Rows from a dataset:
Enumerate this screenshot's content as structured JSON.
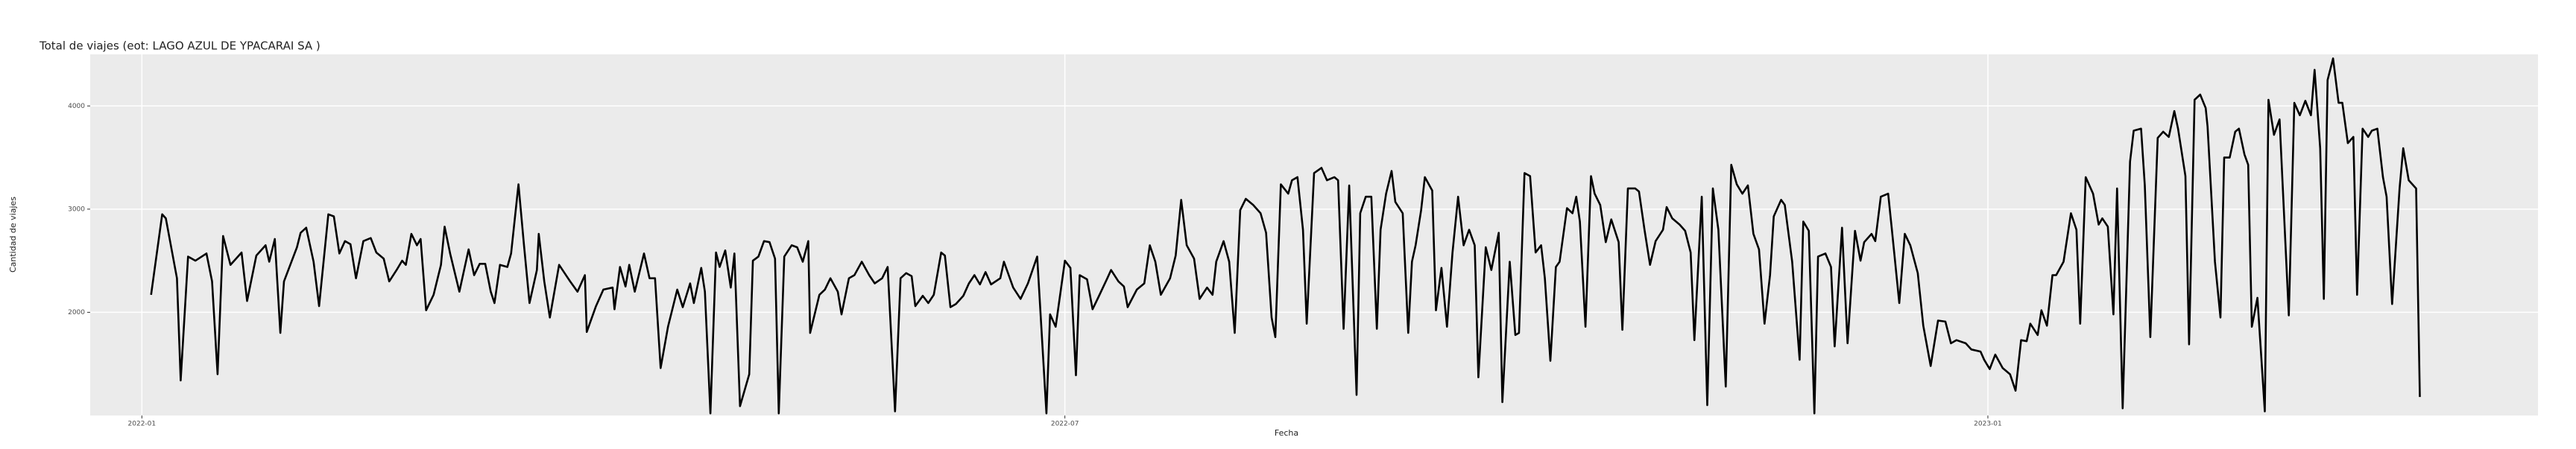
{
  "chart_data": {
    "type": "line",
    "title": "Total de viajes (eot: LAGO AZUL DE YPACARAI SA )",
    "x_label": "Fecha",
    "y_label": "Cantidad de viajes",
    "color": "#000000",
    "grid": true,
    "xlim": [
      2021.972,
      2023.298
    ],
    "ylim": [
      1000,
      4500
    ],
    "xticks": [
      {
        "value": 2022.0,
        "label": "2022-01"
      },
      {
        "value": 2022.5,
        "label": "2022-07"
      },
      {
        "value": 2023.0,
        "label": "2023-01"
      }
    ],
    "yticks": [
      2000,
      3000,
      4000
    ],
    "x": [
      2022.005,
      2022.011,
      2022.013,
      2022.019,
      2022.021,
      2022.025,
      2022.029,
      2022.035,
      2022.038,
      2022.041,
      2022.044,
      2022.048,
      2022.054,
      2022.057,
      2022.062,
      2022.067,
      2022.069,
      2022.072,
      2022.075,
      2022.077,
      2022.084,
      2022.086,
      2022.089,
      2022.093,
      2022.096,
      2022.101,
      2022.104,
      2022.107,
      2022.11,
      2022.113,
      2022.116,
      2022.12,
      2022.124,
      2022.127,
      2022.131,
      2022.134,
      2022.138,
      2022.141,
      2022.143,
      2022.146,
      2022.149,
      2022.151,
      2022.154,
      2022.158,
      2022.162,
      2022.164,
      2022.167,
      2022.172,
      2022.177,
      2022.18,
      2022.183,
      2022.186,
      2022.189,
      2022.191,
      2022.194,
      2022.198,
      2022.2,
      2022.204,
      2022.207,
      2022.21,
      2022.214,
      2022.215,
      2022.218,
      2022.221,
      2022.226,
      2022.232,
      2022.236,
      2022.24,
      2022.241,
      2022.246,
      2022.25,
      2022.255,
      2022.256,
      2022.259,
      2022.262,
      2022.264,
      2022.267,
      2022.272,
      2022.275,
      2022.278,
      2022.281,
      2022.285,
      2022.29,
      2022.293,
      2022.297,
      2022.299,
      2022.303,
      2022.305,
      2022.308,
      2022.311,
      2022.313,
      2022.316,
      2022.319,
      2022.321,
      2022.324,
      2022.329,
      2022.331,
      2022.334,
      2022.337,
      2022.34,
      2022.343,
      2022.345,
      2022.348,
      2022.352,
      2022.355,
      2022.358,
      2022.361,
      2022.362,
      2022.367,
      2022.37,
      2022.373,
      2022.377,
      2022.379,
      2022.383,
      2022.386,
      2022.39,
      2022.394,
      2022.397,
      2022.401,
      2022.404,
      2022.408,
      2022.411,
      2022.414,
      2022.417,
      2022.419,
      2022.423,
      2022.426,
      2022.429,
      2022.433,
      2022.435,
      2022.438,
      2022.441,
      2022.445,
      2022.448,
      2022.451,
      2022.454,
      2022.457,
      2022.46,
      2022.465,
      2022.467,
      2022.472,
      2022.476,
      2022.48,
      2022.485,
      2022.49,
      2022.492,
      2022.495,
      2022.5,
      2022.503,
      2022.506,
      2022.508,
      2022.512,
      2022.515,
      2022.518,
      2022.523,
      2022.525,
      2022.529,
      2022.532,
      2022.534,
      2022.539,
      2022.543,
      2022.546,
      2022.549,
      2022.552,
      2022.557,
      2022.56,
      2022.563,
      2022.566,
      2022.57,
      2022.573,
      2022.577,
      2022.58,
      2022.582,
      2022.586,
      2022.589,
      2022.592,
      2022.595,
      2022.598,
      2022.602,
      2022.606,
      2022.609,
      2022.612,
      2022.614,
      2022.617,
      2022.621,
      2022.623,
      2022.626,
      2022.629,
      2022.631,
      2022.635,
      2022.639,
      2022.642,
      2022.646,
      2022.648,
      2022.651,
      2022.654,
      2022.658,
      2022.66,
      2022.663,
      2022.666,
      2022.669,
      2022.671,
      2022.674,
      2022.677,
      2022.679,
      2022.683,
      2022.686,
      2022.688,
      2022.69,
      2022.693,
      2022.695,
      2022.699,
      2022.701,
      2022.704,
      2022.707,
      2022.71,
      2022.713,
      2022.716,
      2022.719,
      2022.722,
      2022.724,
      2022.728,
      2022.731,
      2022.735,
      2022.737,
      2022.741,
      2022.744,
      2022.746,
      2022.749,
      2022.752,
      2022.755,
      2022.758,
      2022.76,
      2022.763,
      2022.766,
      2022.768,
      2022.772,
      2022.775,
      2022.777,
      2022.779,
      2022.782,
      2022.785,
      2022.787,
      2022.79,
      2022.793,
      2022.796,
      2022.8,
      2022.802,
      2022.805,
      2022.809,
      2022.811,
      2022.814,
      2022.817,
      2022.82,
      2022.824,
      2022.826,
      2022.829,
      2022.833,
      2022.836,
      2022.839,
      2022.841,
      2022.845,
      2022.848,
      2022.851,
      2022.854,
      2022.858,
      2022.861,
      2022.864,
      2022.867,
      2022.87,
      2022.873,
      2022.876,
      2022.879,
      2022.882,
      2022.884,
      2022.888,
      2022.89,
      2022.894,
      2022.898,
      2022.9,
      2022.903,
      2022.906,
      2022.908,
      2022.912,
      2022.915,
      2022.917,
      2022.921,
      2022.924,
      2022.928,
      2022.931,
      2022.933,
      2022.937,
      2022.939,
      2022.942,
      2022.946,
      2022.948,
      2022.952,
      2022.955,
      2022.958,
      2022.962,
      2022.965,
      2022.969,
      2022.973,
      2022.977,
      2022.98,
      2022.983,
      2022.988,
      2022.991,
      2022.996,
      2022.998,
      2023.001,
      2023.004,
      2023.008,
      2023.012,
      2023.015,
      2023.018,
      2023.021,
      2023.023,
      2023.027,
      2023.029,
      2023.032,
      2023.035,
      2023.037,
      2023.041,
      2023.045,
      2023.048,
      2023.05,
      2023.053,
      2023.057,
      2023.06,
      2023.062,
      2023.065,
      2023.068,
      2023.07,
      2023.073,
      2023.077,
      2023.079,
      2023.083,
      2023.085,
      2023.088,
      2023.092,
      2023.095,
      2023.098,
      2023.101,
      2023.103,
      2023.107,
      2023.109,
      2023.112,
      2023.115,
      2023.118,
      2023.119,
      2023.123,
      2023.126,
      2023.128,
      2023.131,
      2023.134,
      2023.136,
      2023.139,
      2023.141,
      2023.143,
      2023.146,
      2023.15,
      2023.152,
      2023.155,
      2023.158,
      2023.16,
      2023.163,
      2023.166,
      2023.169,
      2023.172,
      2023.175,
      2023.177,
      2023.18,
      2023.182,
      2023.184,
      2023.187,
      2023.19,
      2023.192,
      2023.195,
      2023.198,
      2023.2,
      2023.203,
      2023.206,
      2023.208,
      2023.211,
      2023.214,
      2023.216,
      2023.219,
      2023.223,
      2023.225,
      2023.228,
      2023.232,
      2023.234
    ],
    "values": [
      2170,
      2950,
      2910,
      2330,
      1340,
      2540,
      2500,
      2570,
      2300,
      1400,
      2740,
      2460,
      2580,
      2110,
      2550,
      2650,
      2490,
      2710,
      1800,
      2300,
      2630,
      2770,
      2820,
      2490,
      2060,
      2950,
      2930,
      2570,
      2690,
      2660,
      2330,
      2690,
      2720,
      2580,
      2520,
      2300,
      2410,
      2500,
      2460,
      2760,
      2650,
      2710,
      2020,
      2170,
      2460,
      2830,
      2570,
      2200,
      2610,
      2360,
      2470,
      2470,
      2200,
      2090,
      2460,
      2440,
      2570,
      3240,
      2650,
      2090,
      2410,
      2760,
      2300,
      1950,
      2460,
      2300,
      2200,
      2360,
      1810,
      2060,
      2220,
      2240,
      2030,
      2440,
      2250,
      2460,
      2200,
      2570,
      2330,
      2330,
      1460,
      1860,
      2220,
      2050,
      2280,
      2090,
      2430,
      2200,
      1020,
      2580,
      2440,
      2600,
      2240,
      2570,
      1090,
      1400,
      2500,
      2540,
      2690,
      2680,
      2520,
      1020,
      2540,
      2650,
      2630,
      2490,
      2690,
      1800,
      2170,
      2220,
      2330,
      2200,
      1980,
      2330,
      2360,
      2490,
      2360,
      2280,
      2330,
      2440,
      1040,
      2330,
      2380,
      2350,
      2060,
      2160,
      2090,
      2170,
      2580,
      2550,
      2050,
      2080,
      2160,
      2280,
      2360,
      2270,
      2390,
      2270,
      2330,
      2490,
      2240,
      2130,
      2280,
      2540,
      1020,
      1980,
      1860,
      2500,
      2430,
      1390,
      2360,
      2320,
      2030,
      2140,
      2330,
      2410,
      2300,
      2250,
      2050,
      2220,
      2280,
      2650,
      2490,
      2170,
      2330,
      2550,
      3090,
      2650,
      2520,
      2130,
      2240,
      2170,
      2490,
      2690,
      2490,
      1800,
      2990,
      3100,
      3040,
      2960,
      2770,
      1950,
      1760,
      3240,
      3150,
      3280,
      3310,
      2800,
      1890,
      3350,
      3400,
      3280,
      3310,
      3280,
      1840,
      3230,
      1200,
      2960,
      3120,
      3120,
      1840,
      2800,
      3150,
      3370,
      3070,
      2960,
      1800,
      2490,
      2650,
      2990,
      3310,
      3180,
      2020,
      2430,
      1860,
      2580,
      3120,
      2650,
      2800,
      2650,
      1370,
      2630,
      2410,
      2770,
      1130,
      2490,
      1780,
      1800,
      3350,
      3320,
      2580,
      2650,
      2330,
      1530,
      2440,
      2490,
      3010,
      2960,
      3120,
      2880,
      1860,
      3320,
      3150,
      3040,
      2680,
      2900,
      2680,
      1830,
      3200,
      3200,
      3170,
      2800,
      2460,
      2690,
      2800,
      3020,
      2910,
      2850,
      2790,
      2580,
      1730,
      3120,
      1100,
      3200,
      2800,
      1280,
      3430,
      3240,
      3150,
      3230,
      2760,
      2610,
      1890,
      2360,
      2930,
      3090,
      3040,
      2490,
      1540,
      2880,
      2790,
      1020,
      2540,
      2570,
      2440,
      1670,
      2820,
      1700,
      2790,
      2500,
      2680,
      2760,
      2690,
      3120,
      3150,
      2800,
      2090,
      2760,
      2650,
      2380,
      1870,
      1480,
      1920,
      1910,
      1700,
      1730,
      1700,
      1640,
      1620,
      1540,
      1450,
      1590,
      1460,
      1400,
      1240,
      1730,
      1720,
      1890,
      1780,
      2020,
      1870,
      2360,
      2360,
      2490,
      2960,
      2800,
      1890,
      3310,
      3150,
      2850,
      2910,
      2830,
      1980,
      3200,
      1070,
      3460,
      3760,
      3780,
      3230,
      1760,
      3690,
      3750,
      3700,
      3950,
      3780,
      3320,
      1690,
      4060,
      4110,
      3980,
      3800,
      2490,
      1950,
      3500,
      3500,
      3750,
      3780,
      3530,
      3430,
      1860,
      2140,
      1040,
      4060,
      3720,
      3870,
      3120,
      1970,
      4030,
      3910,
      4050,
      3910,
      4350,
      3590,
      2130,
      4250,
      4460,
      4030,
      4030,
      3640,
      3700,
      2170,
      3780,
      3700,
      3760,
      3780,
      3310,
      3120,
      2080,
      3200,
      3590,
      3280,
      3200,
      1180
    ]
  }
}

**What is expected:**
Copy, from the material above, each line in which the string "viajes" occurs.

**Final result:**
    "title": "Total de viajes (eot: LAGO AZUL DE YPACARAI SA )",
    "y_label": "Cantidad de viajes",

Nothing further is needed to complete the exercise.